DATASET ROWS.
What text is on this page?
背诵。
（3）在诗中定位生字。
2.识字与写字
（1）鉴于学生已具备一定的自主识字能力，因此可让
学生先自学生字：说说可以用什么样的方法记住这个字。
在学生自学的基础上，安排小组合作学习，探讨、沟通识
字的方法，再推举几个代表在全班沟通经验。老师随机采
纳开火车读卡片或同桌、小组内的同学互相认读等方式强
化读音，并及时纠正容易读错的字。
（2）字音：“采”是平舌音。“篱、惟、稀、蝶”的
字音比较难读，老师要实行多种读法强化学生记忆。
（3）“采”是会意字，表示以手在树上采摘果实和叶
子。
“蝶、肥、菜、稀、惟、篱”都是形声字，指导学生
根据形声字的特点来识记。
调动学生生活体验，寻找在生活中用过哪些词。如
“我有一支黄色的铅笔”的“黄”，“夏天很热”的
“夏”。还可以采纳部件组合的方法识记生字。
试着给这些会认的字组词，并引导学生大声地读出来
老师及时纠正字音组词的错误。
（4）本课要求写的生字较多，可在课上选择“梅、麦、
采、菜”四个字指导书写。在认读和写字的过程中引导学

---

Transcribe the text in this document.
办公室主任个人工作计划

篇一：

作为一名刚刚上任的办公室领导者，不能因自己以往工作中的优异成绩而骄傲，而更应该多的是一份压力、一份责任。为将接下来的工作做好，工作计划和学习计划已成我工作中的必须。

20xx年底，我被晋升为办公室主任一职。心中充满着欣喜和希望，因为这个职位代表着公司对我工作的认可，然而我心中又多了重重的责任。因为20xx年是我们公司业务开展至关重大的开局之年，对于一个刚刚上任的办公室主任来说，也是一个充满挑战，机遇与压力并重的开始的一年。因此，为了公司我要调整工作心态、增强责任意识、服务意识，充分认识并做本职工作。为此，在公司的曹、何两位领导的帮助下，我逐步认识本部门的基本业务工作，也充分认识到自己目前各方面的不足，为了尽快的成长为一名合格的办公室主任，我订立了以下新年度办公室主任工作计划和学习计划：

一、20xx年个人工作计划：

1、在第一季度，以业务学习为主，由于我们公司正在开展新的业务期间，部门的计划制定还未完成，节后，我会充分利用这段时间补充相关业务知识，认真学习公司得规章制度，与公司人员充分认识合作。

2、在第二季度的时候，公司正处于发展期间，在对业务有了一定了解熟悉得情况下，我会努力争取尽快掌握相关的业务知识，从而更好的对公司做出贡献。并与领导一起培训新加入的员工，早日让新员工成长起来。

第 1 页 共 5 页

* * *

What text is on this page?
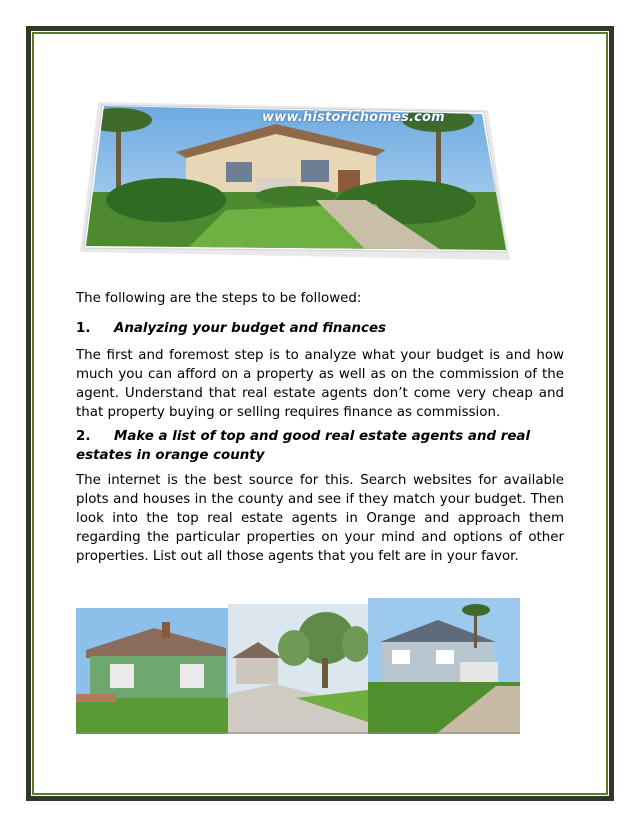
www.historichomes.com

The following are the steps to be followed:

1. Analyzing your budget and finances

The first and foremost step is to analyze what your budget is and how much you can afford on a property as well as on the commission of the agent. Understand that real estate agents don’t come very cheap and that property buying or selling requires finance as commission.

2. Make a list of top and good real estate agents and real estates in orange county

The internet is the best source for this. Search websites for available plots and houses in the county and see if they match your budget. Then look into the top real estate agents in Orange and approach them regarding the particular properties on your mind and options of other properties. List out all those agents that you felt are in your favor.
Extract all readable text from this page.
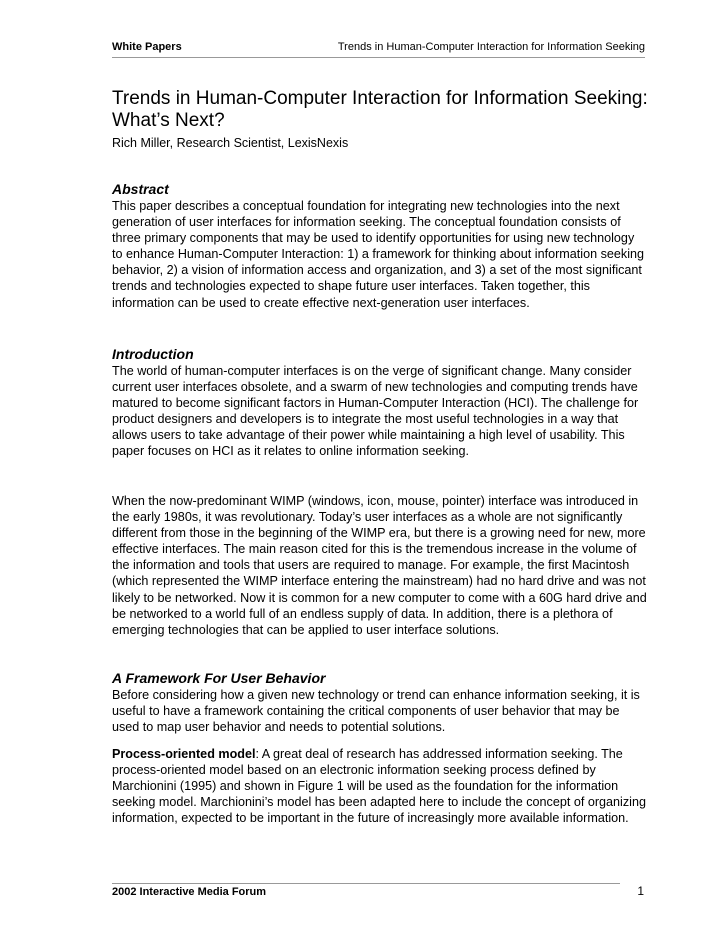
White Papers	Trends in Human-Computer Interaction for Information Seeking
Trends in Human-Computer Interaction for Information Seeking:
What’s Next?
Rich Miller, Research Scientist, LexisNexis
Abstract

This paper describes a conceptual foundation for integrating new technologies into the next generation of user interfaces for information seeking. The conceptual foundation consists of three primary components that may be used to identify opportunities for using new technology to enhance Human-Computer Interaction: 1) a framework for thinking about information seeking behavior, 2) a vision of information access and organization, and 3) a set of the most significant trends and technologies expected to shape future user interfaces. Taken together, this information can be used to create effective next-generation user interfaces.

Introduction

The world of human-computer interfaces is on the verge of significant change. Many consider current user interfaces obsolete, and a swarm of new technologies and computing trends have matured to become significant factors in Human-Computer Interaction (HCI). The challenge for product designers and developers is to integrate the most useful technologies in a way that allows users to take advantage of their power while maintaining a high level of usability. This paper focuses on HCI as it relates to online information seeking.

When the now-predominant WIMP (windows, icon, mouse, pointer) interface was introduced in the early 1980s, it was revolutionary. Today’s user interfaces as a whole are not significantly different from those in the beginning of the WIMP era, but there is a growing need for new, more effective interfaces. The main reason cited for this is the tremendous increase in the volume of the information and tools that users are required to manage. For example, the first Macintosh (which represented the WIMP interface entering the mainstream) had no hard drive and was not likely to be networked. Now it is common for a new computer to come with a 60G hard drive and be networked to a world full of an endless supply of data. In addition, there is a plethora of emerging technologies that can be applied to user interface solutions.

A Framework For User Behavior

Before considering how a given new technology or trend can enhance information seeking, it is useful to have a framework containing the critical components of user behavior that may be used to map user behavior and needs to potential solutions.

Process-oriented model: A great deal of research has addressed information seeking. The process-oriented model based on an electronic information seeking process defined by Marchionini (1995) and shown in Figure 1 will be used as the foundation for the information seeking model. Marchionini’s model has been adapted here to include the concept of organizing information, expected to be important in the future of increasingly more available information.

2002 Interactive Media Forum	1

REQUIREMENT. State how many lines of the entries above include the word "first", offering no text other than the number.

TASK RESPONSE. 2